### [DIRECTIVE]
In the page on adding SMT awareness to the DragonFly scheduler, repeat word for word everything from "Add SMT/HT awareness" down to "the same core)".

— START OF PAGE TEXT —

Add SMT/HT awareness to DragonFlyBSD scheduler
Short description: The aim of this project is to add awareness of SMT (Simultaneous multithreading/HyperThreads) to DragonFly scheduler so that scheduling on multithreaded CPUs (HyperThreading technology) improves.
Name: Mihai Carabas
Physical address: 10A-12 Merisor Street, Constanta, Romania
Phone number (include country and area code): +40730021550
In order to add support for the SMT to the scheduler, I have to establish answers for the following basic questions:
- which CPUs are siblings (share the same core)
- which is the status of each core
- where to schedule
Before I begin, I must get a strong understanding of the current scheduler implementation . Also I have to take a good look in the initialization of the CPU information that the kernel is holding. For this I will start and dig from the entry point of the kernel . As for documenting, a good start is the article  mentioned in your project proposal and the current linux implementation of the scheduler . Another place where I can look is at the ULE scheduler from FreeBSD .
I have found a technical report from 2005, written by James R. Bulpin, which describes the entire hyper-threading technology (from hardware to software) . Though is an old paper and there are current advanced SMT-aware schedulers, the theoretical base is the same and is a good place to understand well how I can reach my final goal. In this article, there is a section provinding different tests from where I can start developing the testing suite.
After a brief documentation I can start working on the following goals:
A. Detect how many threads have each core
- adding a generic way of detecting how many threads each core has (create a map of siblings for example). First, I will be looking into a simple extension where i would only want to differentiate between physical and logical cores. This can then be expanded so that I can take into account physical packages/CPUs in the system. I will also look in the FreeBSD ULE scheduler because it has knowledge about the nodes in the system.
- guard all new added information regarding HyperThreading (physical/logical CPU discovery). For this, I will add an option (Enable HT) in the config file .
- create a mechanism that allows to modify the behaviour of the scheduler, from runtime, using sysctl (enable the new HT added opperations versus the original scheduler).
B. Effective SMT aware scheduling task
In order to achieve the final goal, I have to make a design of how threads will get scheduled. I will have to treat different cases:
- "passive" scheduling - select a free physical CPU (if available) for the next thread to schedule
- "active" scheduling" - if a physical CPU becomes idle and on another CPU are running two threads, migrate one of them on the idle physical cpu
- what task to get from a list - get the one that was scheduled on that domain (physical CPU), no matter on what logical CPU has run before
- tasks should stick to the same domain (physical CPU)
In order to achieve all cases presented above, a shared runqueue per physical CPU is required to fulfill all the requirements, as stated in the paper presenting the linux implementation . But, in the first part of the project, I don't want to make changes to be too invasive. I will instead work with what it is now in usched_bsd4.c. After getting the basic idea working, I will try to made more radical changes, as stated above.

— END OF PAGE TEXT —
— START OF SUPPLIED MATERIAL —

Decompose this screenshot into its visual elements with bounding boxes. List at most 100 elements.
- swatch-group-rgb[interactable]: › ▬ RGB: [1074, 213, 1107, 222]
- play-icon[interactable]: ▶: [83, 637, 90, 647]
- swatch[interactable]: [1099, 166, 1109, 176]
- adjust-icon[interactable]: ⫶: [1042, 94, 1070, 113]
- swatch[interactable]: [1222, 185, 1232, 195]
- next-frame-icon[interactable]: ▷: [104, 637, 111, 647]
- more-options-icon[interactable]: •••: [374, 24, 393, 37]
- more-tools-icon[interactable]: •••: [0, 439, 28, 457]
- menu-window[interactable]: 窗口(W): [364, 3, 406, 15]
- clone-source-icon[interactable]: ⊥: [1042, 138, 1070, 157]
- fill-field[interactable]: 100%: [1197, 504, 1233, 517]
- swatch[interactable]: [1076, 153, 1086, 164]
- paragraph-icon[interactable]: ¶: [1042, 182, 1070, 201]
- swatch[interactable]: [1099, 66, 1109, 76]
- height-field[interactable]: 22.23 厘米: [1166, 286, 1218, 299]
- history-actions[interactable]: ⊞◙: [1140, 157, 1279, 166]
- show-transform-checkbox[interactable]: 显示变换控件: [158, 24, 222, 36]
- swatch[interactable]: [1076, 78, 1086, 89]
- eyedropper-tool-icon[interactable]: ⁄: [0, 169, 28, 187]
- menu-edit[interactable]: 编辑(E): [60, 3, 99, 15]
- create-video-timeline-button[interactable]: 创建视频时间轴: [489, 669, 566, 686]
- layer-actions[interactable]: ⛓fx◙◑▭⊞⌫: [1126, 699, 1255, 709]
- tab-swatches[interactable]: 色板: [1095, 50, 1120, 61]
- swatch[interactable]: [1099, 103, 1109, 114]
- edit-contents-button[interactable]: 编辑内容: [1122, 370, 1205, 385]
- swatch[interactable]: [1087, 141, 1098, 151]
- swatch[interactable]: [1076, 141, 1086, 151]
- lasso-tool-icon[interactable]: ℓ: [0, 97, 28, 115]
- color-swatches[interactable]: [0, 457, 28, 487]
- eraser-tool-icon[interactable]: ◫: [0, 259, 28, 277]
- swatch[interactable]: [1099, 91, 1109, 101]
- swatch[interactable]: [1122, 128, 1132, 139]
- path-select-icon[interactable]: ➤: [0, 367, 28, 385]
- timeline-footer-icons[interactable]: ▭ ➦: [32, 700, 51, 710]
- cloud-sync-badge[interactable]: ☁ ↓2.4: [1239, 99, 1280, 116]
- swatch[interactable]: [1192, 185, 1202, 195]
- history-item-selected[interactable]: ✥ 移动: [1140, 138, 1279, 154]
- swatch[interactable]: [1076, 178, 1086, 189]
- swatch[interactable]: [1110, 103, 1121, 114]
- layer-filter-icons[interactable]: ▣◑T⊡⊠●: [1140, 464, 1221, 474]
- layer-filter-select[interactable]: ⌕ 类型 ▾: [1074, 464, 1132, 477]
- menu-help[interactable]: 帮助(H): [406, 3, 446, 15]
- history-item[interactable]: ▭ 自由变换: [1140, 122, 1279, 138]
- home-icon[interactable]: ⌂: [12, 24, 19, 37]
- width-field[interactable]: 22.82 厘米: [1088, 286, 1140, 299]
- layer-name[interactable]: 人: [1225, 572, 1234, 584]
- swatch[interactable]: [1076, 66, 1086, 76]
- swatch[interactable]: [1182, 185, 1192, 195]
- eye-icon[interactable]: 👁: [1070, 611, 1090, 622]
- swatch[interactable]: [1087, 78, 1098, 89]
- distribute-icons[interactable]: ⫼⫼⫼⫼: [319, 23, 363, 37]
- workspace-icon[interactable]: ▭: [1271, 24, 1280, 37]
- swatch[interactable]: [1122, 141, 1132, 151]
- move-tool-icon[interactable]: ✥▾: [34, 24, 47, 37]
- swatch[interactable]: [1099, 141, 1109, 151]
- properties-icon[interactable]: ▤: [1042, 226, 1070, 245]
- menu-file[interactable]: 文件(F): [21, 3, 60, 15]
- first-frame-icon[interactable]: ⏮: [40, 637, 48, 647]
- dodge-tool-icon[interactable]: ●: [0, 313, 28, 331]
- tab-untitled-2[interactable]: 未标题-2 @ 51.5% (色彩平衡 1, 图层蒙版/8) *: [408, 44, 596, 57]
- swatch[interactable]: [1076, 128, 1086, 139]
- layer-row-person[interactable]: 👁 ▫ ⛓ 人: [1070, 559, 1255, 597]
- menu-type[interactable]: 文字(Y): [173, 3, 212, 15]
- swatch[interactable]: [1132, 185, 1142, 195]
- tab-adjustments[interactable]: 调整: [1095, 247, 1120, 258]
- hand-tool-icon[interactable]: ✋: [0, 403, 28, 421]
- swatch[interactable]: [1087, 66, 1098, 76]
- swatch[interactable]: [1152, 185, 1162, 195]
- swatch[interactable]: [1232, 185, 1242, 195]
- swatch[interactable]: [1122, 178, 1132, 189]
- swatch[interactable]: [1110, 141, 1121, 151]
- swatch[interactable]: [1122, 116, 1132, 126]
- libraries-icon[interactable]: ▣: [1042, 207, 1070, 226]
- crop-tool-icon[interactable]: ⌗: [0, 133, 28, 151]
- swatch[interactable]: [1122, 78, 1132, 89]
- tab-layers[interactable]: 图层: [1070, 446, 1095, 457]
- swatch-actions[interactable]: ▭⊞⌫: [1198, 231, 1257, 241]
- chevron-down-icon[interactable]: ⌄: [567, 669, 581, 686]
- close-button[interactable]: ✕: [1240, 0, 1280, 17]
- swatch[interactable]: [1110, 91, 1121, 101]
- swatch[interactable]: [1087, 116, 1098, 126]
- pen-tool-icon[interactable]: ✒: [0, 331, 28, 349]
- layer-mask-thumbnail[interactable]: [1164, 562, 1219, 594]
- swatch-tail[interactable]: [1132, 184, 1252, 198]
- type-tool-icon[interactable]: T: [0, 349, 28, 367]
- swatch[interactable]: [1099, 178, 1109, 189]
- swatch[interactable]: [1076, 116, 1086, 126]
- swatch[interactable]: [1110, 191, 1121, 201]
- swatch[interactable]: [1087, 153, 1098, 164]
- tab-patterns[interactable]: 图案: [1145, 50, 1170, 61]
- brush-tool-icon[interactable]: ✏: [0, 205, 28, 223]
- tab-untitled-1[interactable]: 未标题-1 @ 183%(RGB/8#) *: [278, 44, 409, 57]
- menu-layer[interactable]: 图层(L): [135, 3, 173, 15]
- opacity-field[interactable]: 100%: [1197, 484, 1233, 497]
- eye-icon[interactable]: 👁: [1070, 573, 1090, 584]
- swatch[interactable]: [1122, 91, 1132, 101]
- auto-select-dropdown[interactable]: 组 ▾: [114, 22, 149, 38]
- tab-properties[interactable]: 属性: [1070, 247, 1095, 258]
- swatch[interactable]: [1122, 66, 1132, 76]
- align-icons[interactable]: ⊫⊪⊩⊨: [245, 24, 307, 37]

— END OF SUPPLIED MATERIAL —

### [SOLUTION FOR THIS PROBLEM]
Add SMT/HT awareness to DragonFlyBSD scheduler
Short description: The aim of this project is to add awareness of SMT (Simultaneous multithreading/HyperThreads) to DragonFly scheduler so that scheduling on multithreaded CPUs (HyperThreading technology) improves.
Name: Mihai Carabas
Physical address: 10A-12 Merisor Street, Constanta, Romania
Phone number (include country and area code): +40730021550
In order to add support for the SMT to the scheduler, I have to establish answers for the following basic questions:
- which CPUs are siblings (share the same core)